Data entries

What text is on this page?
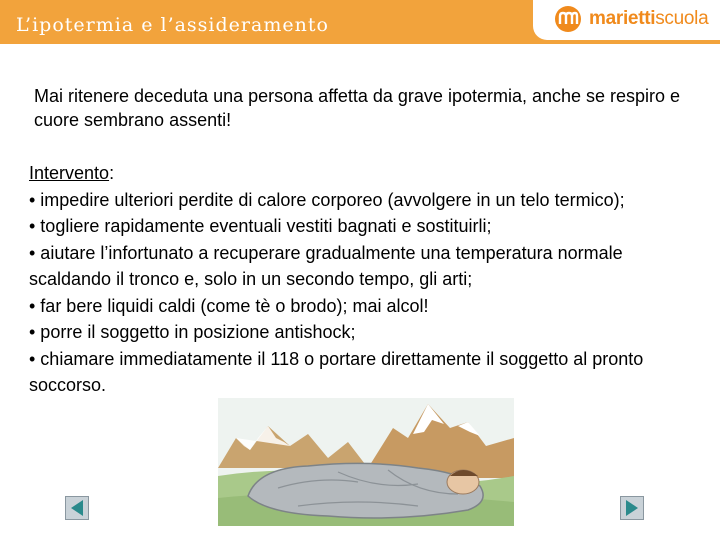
L’ipotermia e l’assideramento	mariettiscuola
Mai ritenere deceduta una persona affetta da grave ipotermia, anche se respiro e cuore sembrano assenti!
Intervento:
• impedire ulteriori perdite di calore corporeo (avvolgere in un telo termico);
• togliere rapidamente eventuali vestiti bagnati e sostituirli;
• aiutare l’infortunato a recuperare gradualmente una temperatura normale scaldando il tronco e, solo in un secondo tempo, gli arti;
• far bere liquidi caldi (come tè o brodo); mai alcol!
• porre il soggetto in posizione antishock;
• chiamare immediatamente il 118 o portare direttamente il soggetto al pronto soccorso.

• **Exercise**
Pick out all lines containing the string "ipotermia".

• **Solution to this problem**
L’ipotermia e l’assideramento	mariettiscuola
Mai ritenere deceduta una persona affetta da grave ipotermia, anche se respiro e cuore sembrano assenti!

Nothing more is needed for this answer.